— Start Recorded data —
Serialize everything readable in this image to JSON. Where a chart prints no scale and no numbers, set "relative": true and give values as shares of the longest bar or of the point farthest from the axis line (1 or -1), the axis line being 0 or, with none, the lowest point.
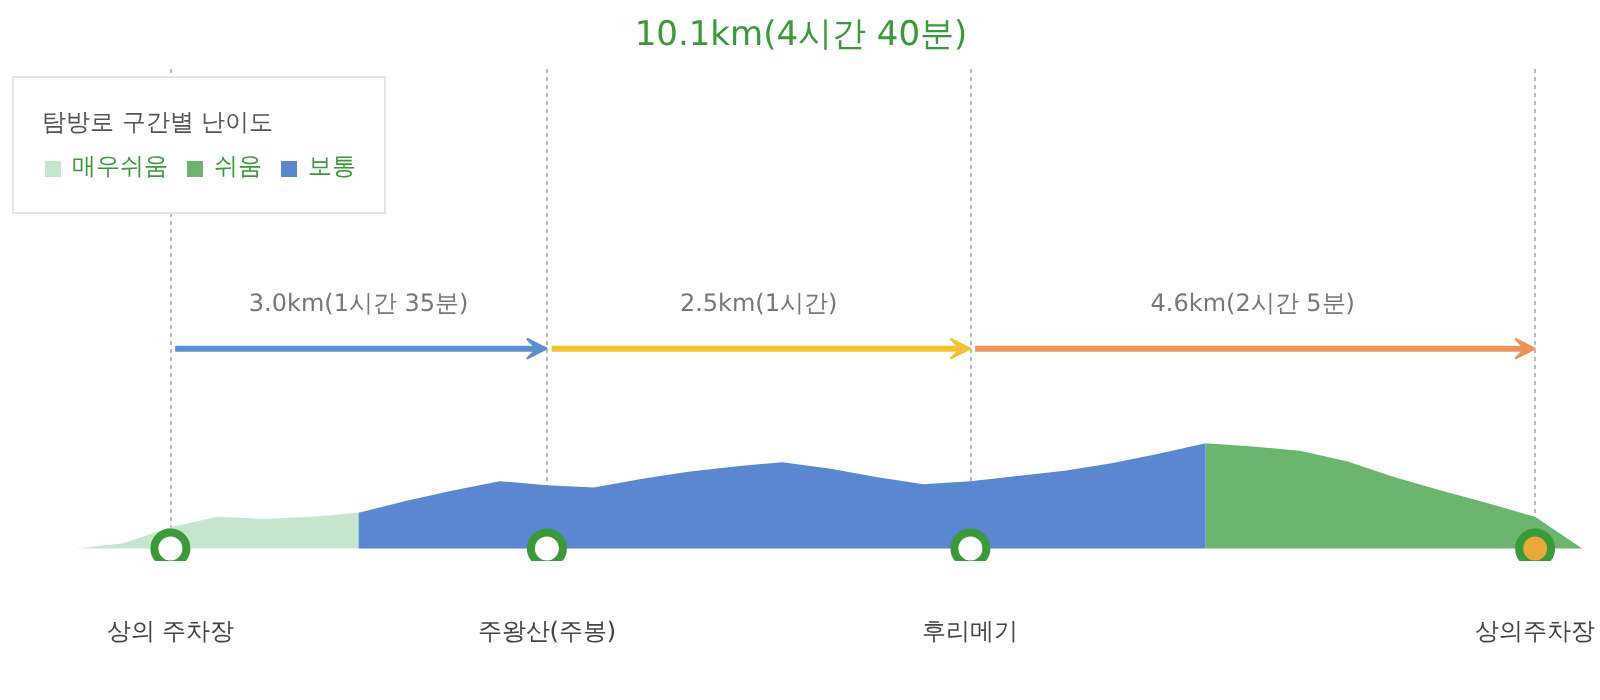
{
  "chart_data": {
    "type": "area",
    "title": "10.1km(4시간 40분)",
    "legend_title": "탐방로 구간별 난이도",
    "relative": true,
    "legend": "top left",
    "grid": "x",
    "categories": [
      null,
      null,
      "상의 주차장",
      null,
      null,
      null,
      null,
      null,
      null,
      null,
      "주왕산(주봉)",
      null,
      null,
      null,
      null,
      null,
      null,
      null,
      null,
      "후리메기",
      null,
      null,
      null,
      null,
      null,
      null,
      null,
      null,
      null,
      null,
      null,
      "상의주차장",
      null
    ],
    "series": [
      {
        "name": "매우쉬움",
        "color": "#c5e6cc",
        "values": [
          0,
          0.05,
          0.2,
          0.3,
          0.28,
          0.3,
          0.34,
          null,
          null,
          null,
          null,
          null,
          null,
          null,
          null,
          null,
          null,
          null,
          null,
          null,
          null,
          null,
          null,
          null,
          null,
          null,
          null,
          null,
          null,
          null,
          null,
          null,
          null
        ]
      },
      {
        "name": "쉬움",
        "color": "#6bb56f",
        "values": [
          null,
          null,
          null,
          null,
          null,
          null,
          null,
          null,
          null,
          null,
          null,
          null,
          null,
          null,
          null,
          null,
          null,
          null,
          null,
          null,
          null,
          null,
          null,
          null,
          1.0,
          0.97,
          0.93,
          0.83,
          0.68,
          0.55,
          0.43,
          0.3,
          0
        ]
      },
      {
        "name": "보통",
        "color": "#5b87d0",
        "values": [
          null,
          null,
          null,
          null,
          null,
          null,
          0.34,
          0.45,
          0.55,
          0.64,
          0.6,
          0.58,
          0.66,
          0.73,
          0.78,
          0.82,
          0.76,
          0.68,
          0.61,
          0.64,
          0.69,
          0.74,
          0.81,
          0.9,
          1.0,
          null,
          null,
          null,
          null,
          null,
          null,
          null,
          null
        ]
      },
      {
        "type": "scatter",
        "color": "#3a9a3a",
        "colors": [
          null,
          null,
          "#ffffff",
          null,
          null,
          null,
          null,
          null,
          null,
          null,
          "#ffffff",
          null,
          null,
          null,
          null,
          null,
          null,
          null,
          null,
          "#ffffff",
          null,
          null,
          null,
          null,
          null,
          null,
          null,
          null,
          null,
          null,
          null,
          "#e8a93a",
          null
        ],
        "values": [
          null,
          null,
          0,
          null,
          null,
          null,
          null,
          null,
          null,
          null,
          0,
          null,
          null,
          null,
          null,
          null,
          null,
          null,
          null,
          0,
          null,
          null,
          null,
          null,
          null,
          null,
          null,
          null,
          null,
          null,
          null,
          0,
          null
        ]
      }
    ],
    "annotations": [
      "3.0km(1시간 35분)",
      "2.5km(1시간)",
      "4.6km(2시간 5분)"
    ]
  }
}
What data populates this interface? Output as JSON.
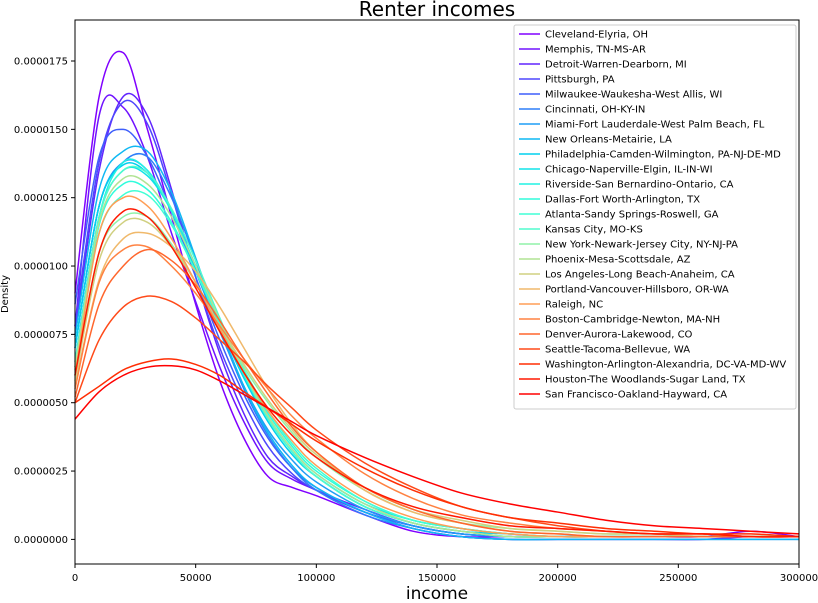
— End Recorded data —
> _Exercise directions_
Omit the pictures. Output every record above word for word.

> _Answer to the task_
Serialize everything readable in this image to JSON. Where a chart prints no scale and no numbers, set "relative": true and give values as shares of the longest bar or of the point farthest from the axis line (1 or -1), the axis line being 0 or, with none, the lowest point.
{
  "chart_data": {
    "type": "area",
    "title": "10.1km(4시간 40분)",
    "legend_title": "탐방로 구간별 난이도",
    "relative": true,
    "legend": "top left",
    "grid": "x",
    "categories": [
      null,
      null,
      "상의 주차장",
      null,
      null,
      null,
      null,
      null,
      null,
      null,
      "주왕산(주봉)",
      null,
      null,
      null,
      null,
      null,
      null,
      null,
      null,
      "후리메기",
      null,
      null,
      null,
      null,
      null,
      null,
      null,
      null,
      null,
      null,
      null,
      "상의주차장",
      null
    ],
    "series": [
      {
        "name": "매우쉬움",
        "color": "#c5e6cc",
        "values": [
          0,
          0.05,
          0.2,
          0.3,
          0.28,
          0.3,
          0.34,
          null,
          null,
          null,
          null,
          null,
          null,
          null,
          null,
          null,
          null,
          null,
          null,
          null,
          null,
          null,
          null,
          null,
          null,
          null,
          null,
          null,
          null,
          null,
          null,
          null,
          null
        ]
      },
      {
        "name": "쉬움",
        "color": "#6bb56f",
        "values": [
          null,
          null,
          null,
          null,
          null,
          null,
          null,
          null,
          null,
          null,
          null,
          null,
          null,
          null,
          null,
          null,
          null,
          null,
          null,
          null,
          null,
          null,
          null,
          null,
          1.0,
          0.97,
          0.93,
          0.83,
          0.68,
          0.55,
          0.43,
          0.3,
          0
        ]
      },
      {
        "name": "보통",
        "color": "#5b87d0",
        "values": [
          null,
          null,
          null,
          null,
          null,
          null,
          0.34,
          0.45,
          0.55,
          0.64,
          0.6,
          0.58,
          0.66,
          0.73,
          0.78,
          0.82,
          0.76,
          0.68,
          0.61,
          0.64,
          0.69,
          0.74,
          0.81,
          0.9,
          1.0,
          null,
          null,
          null,
          null,
          null,
          null,
          null,
          null
        ]
      },
      {
        "type": "scatter",
        "color": "#3a9a3a",
        "colors": [
          null,
          null,
          "#ffffff",
          null,
          null,
          null,
          null,
          null,
          null,
          null,
          "#ffffff",
          null,
          null,
          null,
          null,
          null,
          null,
          null,
          null,
          "#ffffff",
          null,
          null,
          null,
          null,
          null,
          null,
          null,
          null,
          null,
          null,
          null,
          "#e8a93a",
          null
        ],
        "values": [
          null,
          null,
          0,
          null,
          null,
          null,
          null,
          null,
          null,
          null,
          0,
          null,
          null,
          null,
          null,
          null,
          null,
          null,
          null,
          0,
          null,
          null,
          null,
          null,
          null,
          null,
          null,
          null,
          null,
          null,
          null,
          0,
          null
        ]
      }
    ],
    "annotations": [
      "3.0km(1시간 35분)",
      "2.5km(1시간)",
      "4.6km(2시간 5분)"
    ]
  }
}
What data populates this interface? Output as JSON.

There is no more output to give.